- [What to do]
Write out the records that appear below, verbatim and complete, but without pictures.

- [Entries]
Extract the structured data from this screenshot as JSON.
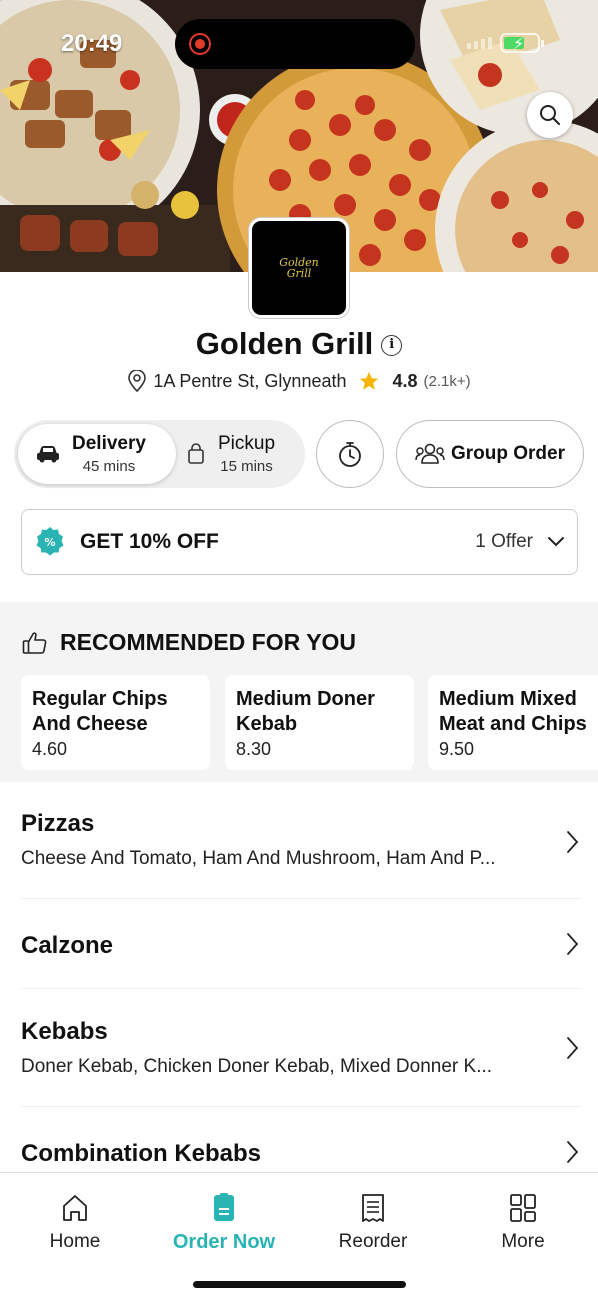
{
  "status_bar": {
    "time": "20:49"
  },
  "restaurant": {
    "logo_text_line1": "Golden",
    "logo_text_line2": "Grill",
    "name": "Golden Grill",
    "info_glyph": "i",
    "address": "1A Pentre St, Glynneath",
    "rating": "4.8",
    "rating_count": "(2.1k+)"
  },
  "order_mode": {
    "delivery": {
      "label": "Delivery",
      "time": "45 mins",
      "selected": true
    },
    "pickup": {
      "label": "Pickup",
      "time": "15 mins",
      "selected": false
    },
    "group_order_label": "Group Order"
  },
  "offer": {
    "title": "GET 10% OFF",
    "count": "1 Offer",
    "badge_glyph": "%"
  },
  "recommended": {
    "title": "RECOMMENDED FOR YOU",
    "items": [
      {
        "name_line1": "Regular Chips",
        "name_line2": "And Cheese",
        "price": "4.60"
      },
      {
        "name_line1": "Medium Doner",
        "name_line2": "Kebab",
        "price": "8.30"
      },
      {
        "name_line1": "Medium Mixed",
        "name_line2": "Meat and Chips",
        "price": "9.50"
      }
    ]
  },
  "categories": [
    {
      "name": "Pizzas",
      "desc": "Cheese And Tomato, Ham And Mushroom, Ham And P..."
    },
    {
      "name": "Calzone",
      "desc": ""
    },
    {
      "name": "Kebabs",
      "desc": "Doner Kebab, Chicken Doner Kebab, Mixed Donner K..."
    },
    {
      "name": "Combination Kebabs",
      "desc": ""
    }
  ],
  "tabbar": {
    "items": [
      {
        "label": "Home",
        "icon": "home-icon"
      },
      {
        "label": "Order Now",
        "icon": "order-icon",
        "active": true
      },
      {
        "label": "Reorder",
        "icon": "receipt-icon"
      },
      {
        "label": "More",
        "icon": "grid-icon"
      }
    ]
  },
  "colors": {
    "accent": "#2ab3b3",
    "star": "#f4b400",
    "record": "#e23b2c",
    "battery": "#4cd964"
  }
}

- [Task output]
Extract the structured data from this screenshot as JSON.
{
  "status_bar": {
    "time": "20:49"
  },
  "restaurant": {
    "logo_text_line1": "Golden",
    "logo_text_line2": "Grill",
    "name": "Golden Grill",
    "info_glyph": "i",
    "address": "1A Pentre St, Glynneath",
    "rating": "4.8",
    "rating_count": "(2.1k+)"
  },
  "order_mode": {
    "delivery": {
      "label": "Delivery",
      "time": "45 mins",
      "selected": true
    },
    "pickup": {
      "label": "Pickup",
      "time": "15 mins",
      "selected": false
    },
    "group_order_label": "Group Order"
  },
  "offer": {
    "title": "GET 10% OFF",
    "count": "1 Offer",
    "badge_glyph": "%"
  },
  "recommended": {
    "title": "RECOMMENDED FOR YOU",
    "items": [
      {
        "name_line1": "Regular Chips",
        "name_line2": "And Cheese",
        "price": "4.60"
      },
      {
        "name_line1": "Medium Doner",
        "name_line2": "Kebab",
        "price": "8.30"
      },
      {
        "name_line1": "Medium Mixed",
        "name_line2": "Meat and Chips",
        "price": "9.50"
      }
    ]
  },
  "categories": [
    {
      "name": "Pizzas",
      "desc": "Cheese And Tomato, Ham And Mushroom, Ham And P..."
    },
    {
      "name": "Calzone",
      "desc": ""
    },
    {
      "name": "Kebabs",
      "desc": "Doner Kebab, Chicken Doner Kebab, Mixed Donner K..."
    },
    {
      "name": "Combination Kebabs",
      "desc": ""
    }
  ],
  "tabbar": {
    "items": [
      {
        "label": "Home",
        "icon": "home-icon"
      },
      {
        "label": "Order Now",
        "icon": "order-icon",
        "active": true
      },
      {
        "label": "Reorder",
        "icon": "receipt-icon"
      },
      {
        "label": "More",
        "icon": "grid-icon"
      }
    ]
  },
  "colors": {
    "accent": "#2ab3b3",
    "star": "#f4b400",
    "record": "#e23b2c",
    "battery": "#4cd964"
  }
}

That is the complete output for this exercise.